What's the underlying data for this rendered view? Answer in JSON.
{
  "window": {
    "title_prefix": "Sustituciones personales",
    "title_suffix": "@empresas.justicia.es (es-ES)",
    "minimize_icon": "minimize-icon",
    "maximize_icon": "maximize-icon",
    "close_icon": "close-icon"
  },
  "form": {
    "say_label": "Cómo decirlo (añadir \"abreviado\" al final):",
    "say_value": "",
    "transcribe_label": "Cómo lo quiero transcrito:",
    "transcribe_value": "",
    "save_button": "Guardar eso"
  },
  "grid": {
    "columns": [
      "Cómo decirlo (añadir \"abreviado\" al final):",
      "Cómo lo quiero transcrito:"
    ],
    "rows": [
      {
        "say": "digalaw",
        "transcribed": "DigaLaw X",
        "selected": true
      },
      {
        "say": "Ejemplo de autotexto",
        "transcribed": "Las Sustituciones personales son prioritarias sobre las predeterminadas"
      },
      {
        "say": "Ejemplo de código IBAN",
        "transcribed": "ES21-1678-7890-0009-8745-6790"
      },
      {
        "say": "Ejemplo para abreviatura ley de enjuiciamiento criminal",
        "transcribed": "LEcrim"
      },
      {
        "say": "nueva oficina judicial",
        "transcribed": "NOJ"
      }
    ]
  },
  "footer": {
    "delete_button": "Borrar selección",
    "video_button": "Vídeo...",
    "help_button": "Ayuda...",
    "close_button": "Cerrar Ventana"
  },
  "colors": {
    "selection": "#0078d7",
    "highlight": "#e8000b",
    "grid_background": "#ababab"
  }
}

****************************************

AIM OF THE TASK — Scan the material above. Return every line containing the string "quiero".

TASK RESPONSE —
    "transcribe_label": "Cómo lo quiero transcrito:",
      "Cómo lo quiero transcrito:"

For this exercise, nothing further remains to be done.